## start

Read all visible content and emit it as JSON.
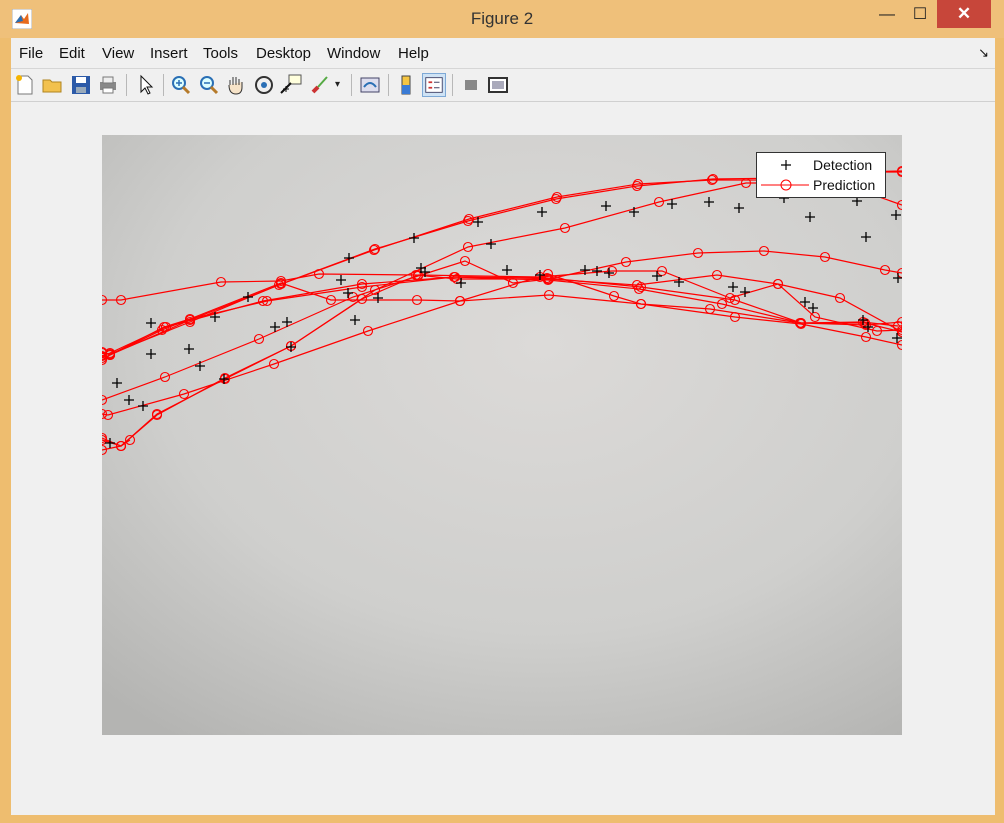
{
  "window": {
    "title": "Figure 2",
    "minimize_glyph": "—",
    "maximize_glyph": "☐",
    "close_glyph": "✕"
  },
  "menu": [
    "File",
    "Edit",
    "View",
    "Insert",
    "Tools",
    "Desktop",
    "Window",
    "Help"
  ],
  "dock_glyph": "↘",
  "toolbar": [
    "new-figure-icon",
    "open-file-icon",
    "save-icon",
    "print-icon",
    "select-pointer-icon",
    "zoom-in-icon",
    "zoom-out-icon",
    "pan-hand-icon",
    "rotate-3d-icon",
    "data-cursor-icon",
    "brush-icon",
    "link-plot-icon",
    "colorbar-icon",
    "legend-icon",
    "hide-plot-tools-icon",
    "show-plot-tools-icon"
  ],
  "legend": {
    "detection": "Detection",
    "prediction": "Prediction"
  },
  "colors": {
    "prediction": "#ff0000",
    "detection": "#000000"
  },
  "chart_data": {
    "type": "scatter",
    "legend_placement": "top-right",
    "detections": [
      [
        110,
        443
      ],
      [
        117,
        383
      ],
      [
        129,
        400
      ],
      [
        143,
        406
      ],
      [
        151,
        323
      ],
      [
        151,
        354
      ],
      [
        189,
        349
      ],
      [
        200,
        366
      ],
      [
        215,
        317
      ],
      [
        224,
        379
      ],
      [
        248,
        297
      ],
      [
        275,
        327
      ],
      [
        287,
        322
      ],
      [
        291,
        347
      ],
      [
        349,
        258
      ],
      [
        341,
        280
      ],
      [
        348,
        293
      ],
      [
        355,
        320
      ],
      [
        378,
        298
      ],
      [
        414,
        238
      ],
      [
        421,
        268
      ],
      [
        425,
        272
      ],
      [
        461,
        283
      ],
      [
        478,
        222
      ],
      [
        491,
        244
      ],
      [
        507,
        270
      ],
      [
        540,
        275
      ],
      [
        542,
        212
      ],
      [
        585,
        270
      ],
      [
        597,
        271
      ],
      [
        606,
        206
      ],
      [
        609,
        273
      ],
      [
        634,
        212
      ],
      [
        657,
        276
      ],
      [
        672,
        204
      ],
      [
        679,
        282
      ],
      [
        709,
        202
      ],
      [
        733,
        287
      ],
      [
        739,
        208
      ],
      [
        745,
        292
      ],
      [
        784,
        198
      ],
      [
        805,
        302
      ],
      [
        810,
        217
      ],
      [
        813,
        308
      ],
      [
        857,
        201
      ],
      [
        863,
        320
      ],
      [
        866,
        237
      ],
      [
        868,
        327
      ],
      [
        896,
        215
      ],
      [
        898,
        278
      ],
      [
        897,
        338
      ]
    ],
    "prediction_tracks": [
      [
        [
          102,
          300
        ],
        [
          121,
          300
        ],
        [
          221,
          282
        ],
        [
          281,
          281
        ],
        [
          319,
          274
        ],
        [
          416,
          275
        ],
        [
          457,
          279
        ],
        [
          548,
          279
        ],
        [
          637,
          285
        ],
        [
          717,
          275
        ],
        [
          778,
          284
        ],
        [
          840,
          298
        ],
        [
          902,
          332
        ]
      ],
      [
        [
          102,
          356
        ],
        [
          110,
          353
        ],
        [
          166,
          327
        ],
        [
          263,
          301
        ],
        [
          362,
          284
        ],
        [
          455,
          277
        ],
        [
          547,
          278
        ],
        [
          641,
          287
        ],
        [
          735,
          300
        ],
        [
          801,
          323
        ],
        [
          866,
          325
        ],
        [
          902,
          322
        ]
      ],
      [
        [
          102,
          352
        ],
        [
          110,
          355
        ],
        [
          164,
          327
        ],
        [
          190,
          319
        ],
        [
          267,
          301
        ],
        [
          362,
          287
        ],
        [
          454,
          277
        ],
        [
          548,
          280
        ],
        [
          639,
          289
        ],
        [
          722,
          304
        ],
        [
          801,
          323
        ],
        [
          863,
          322
        ],
        [
          898,
          326
        ]
      ],
      [
        [
          102,
          360
        ],
        [
          110,
          355
        ],
        [
          162,
          330
        ],
        [
          281,
          283
        ],
        [
          331,
          300
        ],
        [
          417,
          300
        ],
        [
          460,
          301
        ],
        [
          549,
          295
        ],
        [
          641,
          304
        ],
        [
          710,
          309
        ],
        [
          800,
          323
        ],
        [
          865,
          323
        ],
        [
          902,
          332
        ]
      ],
      [
        [
          102,
          414
        ],
        [
          108,
          415
        ],
        [
          184,
          394
        ],
        [
          274,
          364
        ],
        [
          368,
          331
        ],
        [
          460,
          301
        ],
        [
          548,
          274
        ],
        [
          614,
          296
        ],
        [
          641,
          304
        ],
        [
          735,
          317
        ],
        [
          801,
          324
        ],
        [
          866,
          337
        ],
        [
          902,
          345
        ]
      ],
      [
        [
          102,
          400
        ],
        [
          165,
          377
        ],
        [
          259,
          339
        ],
        [
          353,
          297
        ],
        [
          418,
          276
        ],
        [
          465,
          261
        ],
        [
          513,
          283
        ],
        [
          549,
          279
        ],
        [
          626,
          262
        ],
        [
          698,
          253
        ],
        [
          764,
          251
        ],
        [
          825,
          257
        ],
        [
          885,
          270
        ],
        [
          902,
          273
        ]
      ],
      [
        [
          102,
          438
        ],
        [
          121,
          446
        ],
        [
          157,
          415
        ],
        [
          225,
          378
        ],
        [
          291,
          346
        ],
        [
          362,
          299
        ],
        [
          418,
          275
        ],
        [
          540,
          277
        ],
        [
          612,
          271
        ],
        [
          662,
          271
        ],
        [
          730,
          298
        ],
        [
          778,
          284
        ],
        [
          815,
          317
        ],
        [
          877,
          331
        ],
        [
          902,
          330
        ]
      ],
      [
        [
          102,
          353
        ],
        [
          110,
          354
        ],
        [
          190,
          322
        ],
        [
          281,
          284
        ],
        [
          375,
          249
        ],
        [
          468,
          221
        ],
        [
          556,
          199
        ],
        [
          637,
          186
        ],
        [
          713,
          179
        ],
        [
          787,
          178
        ],
        [
          845,
          172
        ],
        [
          902,
          171
        ]
      ],
      [
        [
          102,
          358
        ],
        [
          110,
          355
        ],
        [
          190,
          320
        ],
        [
          279,
          285
        ],
        [
          374,
          250
        ],
        [
          469,
          219
        ],
        [
          557,
          197
        ],
        [
          638,
          184
        ],
        [
          712,
          180
        ],
        [
          785,
          180
        ],
        [
          845,
          185
        ],
        [
          902,
          205
        ]
      ],
      [
        [
          102,
          440
        ],
        [
          121,
          446
        ],
        [
          157,
          414
        ],
        [
          225,
          379
        ],
        [
          291,
          346
        ],
        [
          375,
          290
        ],
        [
          468,
          247
        ],
        [
          565,
          228
        ],
        [
          659,
          202
        ],
        [
          746,
          183
        ],
        [
          815,
          183
        ],
        [
          870,
          172
        ],
        [
          902,
          172
        ]
      ],
      [
        [
          102,
          450
        ],
        [
          121,
          446
        ],
        [
          130,
          440
        ]
      ]
    ]
  }
}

## end

WHAT THE TASK REQUIRES: Output the full set of records above without changing a word, and drop the images.

RESPONSE:
Read all visible content and emit it as JSON.
{
  "window": {
    "title": "Figure 2",
    "minimize_glyph": "—",
    "maximize_glyph": "☐",
    "close_glyph": "✕"
  },
  "menu": [
    "File",
    "Edit",
    "View",
    "Insert",
    "Tools",
    "Desktop",
    "Window",
    "Help"
  ],
  "dock_glyph": "↘",
  "toolbar": [
    "new-figure-icon",
    "open-file-icon",
    "save-icon",
    "print-icon",
    "select-pointer-icon",
    "zoom-in-icon",
    "zoom-out-icon",
    "pan-hand-icon",
    "rotate-3d-icon",
    "data-cursor-icon",
    "brush-icon",
    "link-plot-icon",
    "colorbar-icon",
    "legend-icon",
    "hide-plot-tools-icon",
    "show-plot-tools-icon"
  ],
  "legend": {
    "detection": "Detection",
    "prediction": "Prediction"
  },
  "colors": {
    "prediction": "#ff0000",
    "detection": "#000000"
  },
  "chart_data": {
    "type": "scatter",
    "legend_placement": "top-right",
    "detections": [
      [
        110,
        443
      ],
      [
        117,
        383
      ],
      [
        129,
        400
      ],
      [
        143,
        406
      ],
      [
        151,
        323
      ],
      [
        151,
        354
      ],
      [
        189,
        349
      ],
      [
        200,
        366
      ],
      [
        215,
        317
      ],
      [
        224,
        379
      ],
      [
        248,
        297
      ],
      [
        275,
        327
      ],
      [
        287,
        322
      ],
      [
        291,
        347
      ],
      [
        349,
        258
      ],
      [
        341,
        280
      ],
      [
        348,
        293
      ],
      [
        355,
        320
      ],
      [
        378,
        298
      ],
      [
        414,
        238
      ],
      [
        421,
        268
      ],
      [
        425,
        272
      ],
      [
        461,
        283
      ],
      [
        478,
        222
      ],
      [
        491,
        244
      ],
      [
        507,
        270
      ],
      [
        540,
        275
      ],
      [
        542,
        212
      ],
      [
        585,
        270
      ],
      [
        597,
        271
      ],
      [
        606,
        206
      ],
      [
        609,
        273
      ],
      [
        634,
        212
      ],
      [
        657,
        276
      ],
      [
        672,
        204
      ],
      [
        679,
        282
      ],
      [
        709,
        202
      ],
      [
        733,
        287
      ],
      [
        739,
        208
      ],
      [
        745,
        292
      ],
      [
        784,
        198
      ],
      [
        805,
        302
      ],
      [
        810,
        217
      ],
      [
        813,
        308
      ],
      [
        857,
        201
      ],
      [
        863,
        320
      ],
      [
        866,
        237
      ],
      [
        868,
        327
      ],
      [
        896,
        215
      ],
      [
        898,
        278
      ],
      [
        897,
        338
      ]
    ],
    "prediction_tracks": [
      [
        [
          102,
          300
        ],
        [
          121,
          300
        ],
        [
          221,
          282
        ],
        [
          281,
          281
        ],
        [
          319,
          274
        ],
        [
          416,
          275
        ],
        [
          457,
          279
        ],
        [
          548,
          279
        ],
        [
          637,
          285
        ],
        [
          717,
          275
        ],
        [
          778,
          284
        ],
        [
          840,
          298
        ],
        [
          902,
          332
        ]
      ],
      [
        [
          102,
          356
        ],
        [
          110,
          353
        ],
        [
          166,
          327
        ],
        [
          263,
          301
        ],
        [
          362,
          284
        ],
        [
          455,
          277
        ],
        [
          547,
          278
        ],
        [
          641,
          287
        ],
        [
          735,
          300
        ],
        [
          801,
          323
        ],
        [
          866,
          325
        ],
        [
          902,
          322
        ]
      ],
      [
        [
          102,
          352
        ],
        [
          110,
          355
        ],
        [
          164,
          327
        ],
        [
          190,
          319
        ],
        [
          267,
          301
        ],
        [
          362,
          287
        ],
        [
          454,
          277
        ],
        [
          548,
          280
        ],
        [
          639,
          289
        ],
        [
          722,
          304
        ],
        [
          801,
          323
        ],
        [
          863,
          322
        ],
        [
          898,
          326
        ]
      ],
      [
        [
          102,
          360
        ],
        [
          110,
          355
        ],
        [
          162,
          330
        ],
        [
          281,
          283
        ],
        [
          331,
          300
        ],
        [
          417,
          300
        ],
        [
          460,
          301
        ],
        [
          549,
          295
        ],
        [
          641,
          304
        ],
        [
          710,
          309
        ],
        [
          800,
          323
        ],
        [
          865,
          323
        ],
        [
          902,
          332
        ]
      ],
      [
        [
          102,
          414
        ],
        [
          108,
          415
        ],
        [
          184,
          394
        ],
        [
          274,
          364
        ],
        [
          368,
          331
        ],
        [
          460,
          301
        ],
        [
          548,
          274
        ],
        [
          614,
          296
        ],
        [
          641,
          304
        ],
        [
          735,
          317
        ],
        [
          801,
          324
        ],
        [
          866,
          337
        ],
        [
          902,
          345
        ]
      ],
      [
        [
          102,
          400
        ],
        [
          165,
          377
        ],
        [
          259,
          339
        ],
        [
          353,
          297
        ],
        [
          418,
          276
        ],
        [
          465,
          261
        ],
        [
          513,
          283
        ],
        [
          549,
          279
        ],
        [
          626,
          262
        ],
        [
          698,
          253
        ],
        [
          764,
          251
        ],
        [
          825,
          257
        ],
        [
          885,
          270
        ],
        [
          902,
          273
        ]
      ],
      [
        [
          102,
          438
        ],
        [
          121,
          446
        ],
        [
          157,
          415
        ],
        [
          225,
          378
        ],
        [
          291,
          346
        ],
        [
          362,
          299
        ],
        [
          418,
          275
        ],
        [
          540,
          277
        ],
        [
          612,
          271
        ],
        [
          662,
          271
        ],
        [
          730,
          298
        ],
        [
          778,
          284
        ],
        [
          815,
          317
        ],
        [
          877,
          331
        ],
        [
          902,
          330
        ]
      ],
      [
        [
          102,
          353
        ],
        [
          110,
          354
        ],
        [
          190,
          322
        ],
        [
          281,
          284
        ],
        [
          375,
          249
        ],
        [
          468,
          221
        ],
        [
          556,
          199
        ],
        [
          637,
          186
        ],
        [
          713,
          179
        ],
        [
          787,
          178
        ],
        [
          845,
          172
        ],
        [
          902,
          171
        ]
      ],
      [
        [
          102,
          358
        ],
        [
          110,
          355
        ],
        [
          190,
          320
        ],
        [
          279,
          285
        ],
        [
          374,
          250
        ],
        [
          469,
          219
        ],
        [
          557,
          197
        ],
        [
          638,
          184
        ],
        [
          712,
          180
        ],
        [
          785,
          180
        ],
        [
          845,
          185
        ],
        [
          902,
          205
        ]
      ],
      [
        [
          102,
          440
        ],
        [
          121,
          446
        ],
        [
          157,
          414
        ],
        [
          225,
          379
        ],
        [
          291,
          346
        ],
        [
          375,
          290
        ],
        [
          468,
          247
        ],
        [
          565,
          228
        ],
        [
          659,
          202
        ],
        [
          746,
          183
        ],
        [
          815,
          183
        ],
        [
          870,
          172
        ],
        [
          902,
          172
        ]
      ],
      [
        [
          102,
          450
        ],
        [
          121,
          446
        ],
        [
          130,
          440
        ]
      ]
    ]
  }
}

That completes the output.